# [TASK BRIEF]
Quote all entries exactly, leaving pictures aside.

# [Some records]
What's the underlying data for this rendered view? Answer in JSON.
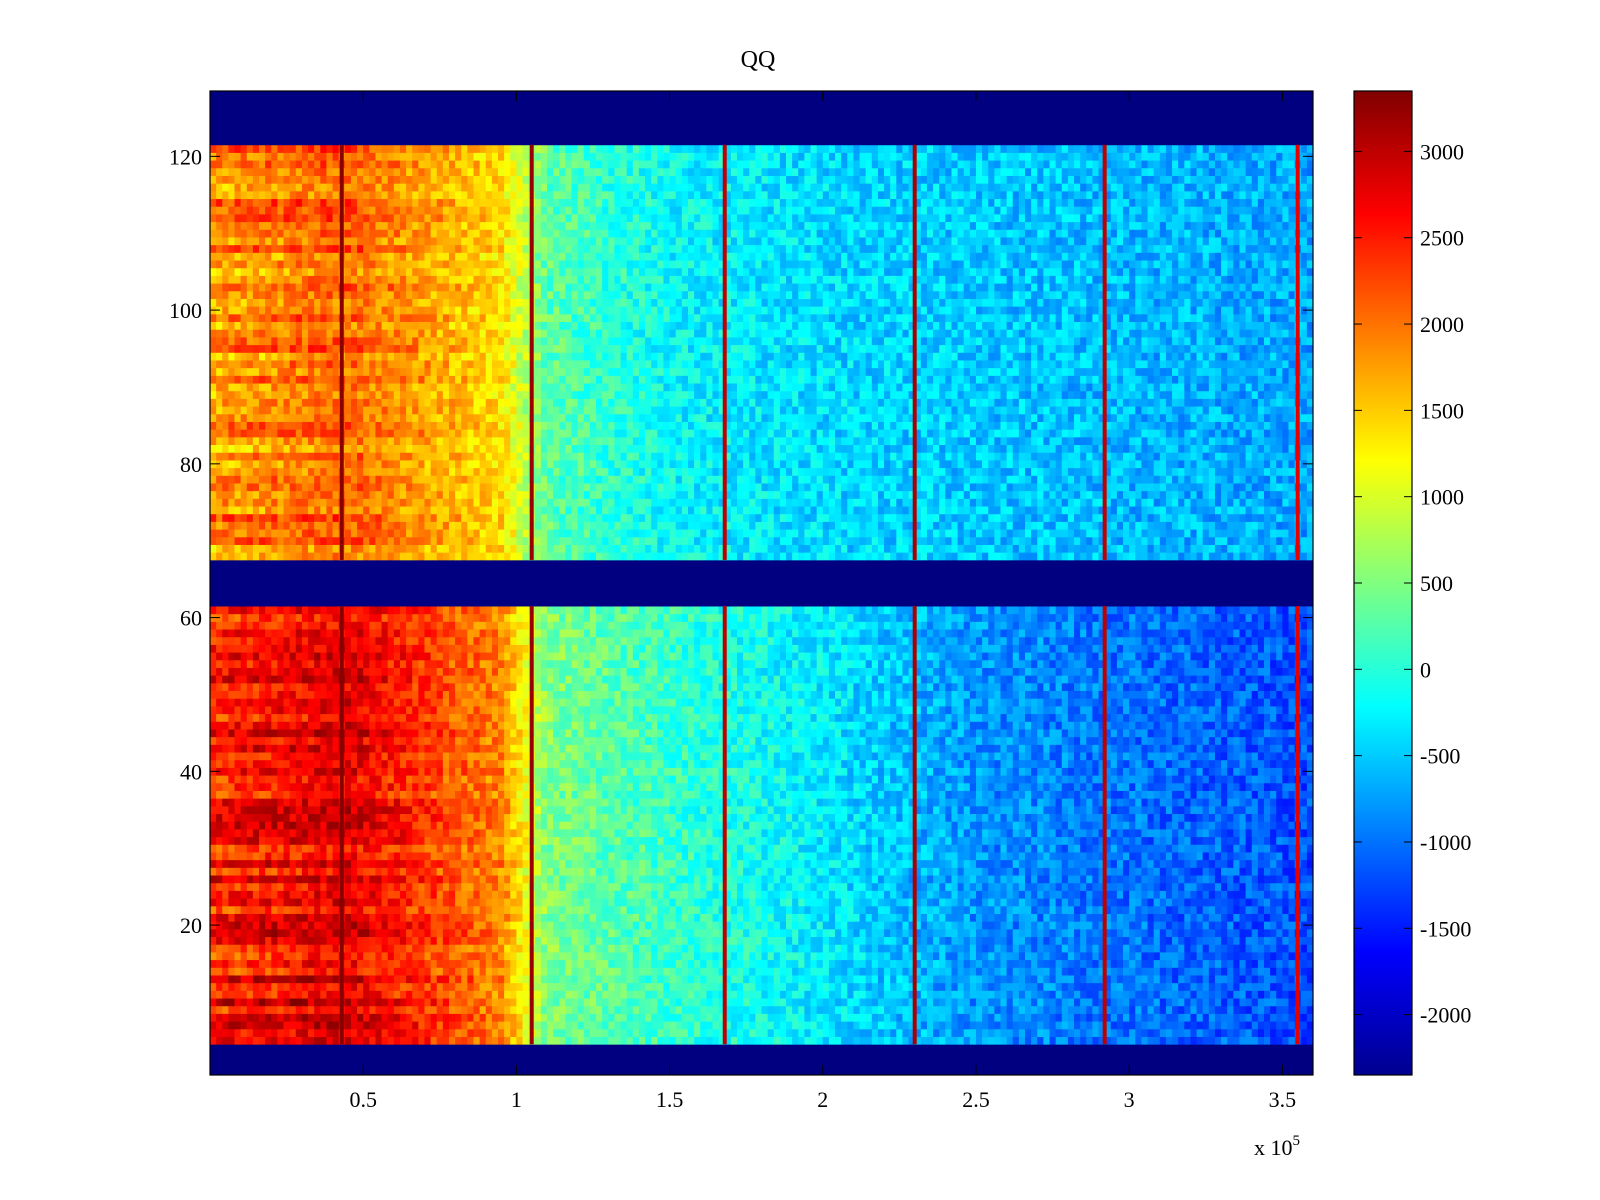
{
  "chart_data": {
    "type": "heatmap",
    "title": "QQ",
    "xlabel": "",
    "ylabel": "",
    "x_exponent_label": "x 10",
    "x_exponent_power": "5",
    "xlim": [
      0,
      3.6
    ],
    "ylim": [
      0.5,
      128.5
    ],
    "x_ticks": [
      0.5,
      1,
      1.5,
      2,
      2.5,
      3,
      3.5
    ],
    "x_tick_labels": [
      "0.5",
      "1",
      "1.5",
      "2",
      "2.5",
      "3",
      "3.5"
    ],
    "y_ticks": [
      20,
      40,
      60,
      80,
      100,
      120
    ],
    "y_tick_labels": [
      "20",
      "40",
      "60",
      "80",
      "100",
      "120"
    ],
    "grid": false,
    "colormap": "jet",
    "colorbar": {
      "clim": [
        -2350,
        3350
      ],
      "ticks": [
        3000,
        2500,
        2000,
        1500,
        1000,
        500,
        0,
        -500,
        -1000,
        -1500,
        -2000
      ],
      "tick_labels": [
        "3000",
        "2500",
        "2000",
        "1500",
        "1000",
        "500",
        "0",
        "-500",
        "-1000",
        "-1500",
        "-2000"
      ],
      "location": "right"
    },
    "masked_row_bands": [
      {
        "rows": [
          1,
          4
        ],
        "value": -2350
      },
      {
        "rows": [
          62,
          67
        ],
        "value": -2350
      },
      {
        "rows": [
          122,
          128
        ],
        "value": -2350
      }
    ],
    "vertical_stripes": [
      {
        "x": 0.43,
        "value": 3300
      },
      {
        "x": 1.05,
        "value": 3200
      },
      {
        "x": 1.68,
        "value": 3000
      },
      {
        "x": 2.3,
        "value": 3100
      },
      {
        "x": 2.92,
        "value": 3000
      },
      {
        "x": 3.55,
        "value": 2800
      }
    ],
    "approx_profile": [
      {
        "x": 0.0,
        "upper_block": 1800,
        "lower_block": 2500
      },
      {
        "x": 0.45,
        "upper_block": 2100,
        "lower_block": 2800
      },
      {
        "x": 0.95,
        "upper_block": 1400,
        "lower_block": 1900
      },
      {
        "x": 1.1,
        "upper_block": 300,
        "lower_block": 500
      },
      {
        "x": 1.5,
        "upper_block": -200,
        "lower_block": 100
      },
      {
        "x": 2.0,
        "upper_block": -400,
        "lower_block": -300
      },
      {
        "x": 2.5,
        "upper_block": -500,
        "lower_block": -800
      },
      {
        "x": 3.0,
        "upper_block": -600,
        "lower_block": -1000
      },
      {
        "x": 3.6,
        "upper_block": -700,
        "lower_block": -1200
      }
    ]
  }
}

# [RESPONSE]
What's the underlying data for this rendered view? Answer in JSON.
{
  "chart_data": {
    "type": "heatmap",
    "title": "QQ",
    "xlabel": "",
    "ylabel": "",
    "x_exponent_label": "x 10",
    "x_exponent_power": "5",
    "xlim": [
      0,
      3.6
    ],
    "ylim": [
      0.5,
      128.5
    ],
    "x_ticks": [
      0.5,
      1,
      1.5,
      2,
      2.5,
      3,
      3.5
    ],
    "x_tick_labels": [
      "0.5",
      "1",
      "1.5",
      "2",
      "2.5",
      "3",
      "3.5"
    ],
    "y_ticks": [
      20,
      40,
      60,
      80,
      100,
      120
    ],
    "y_tick_labels": [
      "20",
      "40",
      "60",
      "80",
      "100",
      "120"
    ],
    "grid": false,
    "colormap": "jet",
    "colorbar": {
      "clim": [
        -2350,
        3350
      ],
      "ticks": [
        3000,
        2500,
        2000,
        1500,
        1000,
        500,
        0,
        -500,
        -1000,
        -1500,
        -2000
      ],
      "tick_labels": [
        "3000",
        "2500",
        "2000",
        "1500",
        "1000",
        "500",
        "0",
        "-500",
        "-1000",
        "-1500",
        "-2000"
      ],
      "location": "right"
    },
    "masked_row_bands": [
      {
        "rows": [
          1,
          4
        ],
        "value": -2350
      },
      {
        "rows": [
          62,
          67
        ],
        "value": -2350
      },
      {
        "rows": [
          122,
          128
        ],
        "value": -2350
      }
    ],
    "vertical_stripes": [
      {
        "x": 0.43,
        "value": 3300
      },
      {
        "x": 1.05,
        "value": 3200
      },
      {
        "x": 1.68,
        "value": 3000
      },
      {
        "x": 2.3,
        "value": 3100
      },
      {
        "x": 2.92,
        "value": 3000
      },
      {
        "x": 3.55,
        "value": 2800
      }
    ],
    "approx_profile": [
      {
        "x": 0.0,
        "upper_block": 1800,
        "lower_block": 2500
      },
      {
        "x": 0.45,
        "upper_block": 2100,
        "lower_block": 2800
      },
      {
        "x": 0.95,
        "upper_block": 1400,
        "lower_block": 1900
      },
      {
        "x": 1.1,
        "upper_block": 300,
        "lower_block": 500
      },
      {
        "x": 1.5,
        "upper_block": -200,
        "lower_block": 100
      },
      {
        "x": 2.0,
        "upper_block": -400,
        "lower_block": -300
      },
      {
        "x": 2.5,
        "upper_block": -500,
        "lower_block": -800
      },
      {
        "x": 3.0,
        "upper_block": -600,
        "lower_block": -1000
      },
      {
        "x": 3.6,
        "upper_block": -700,
        "lower_block": -1200
      }
    ]
  }
}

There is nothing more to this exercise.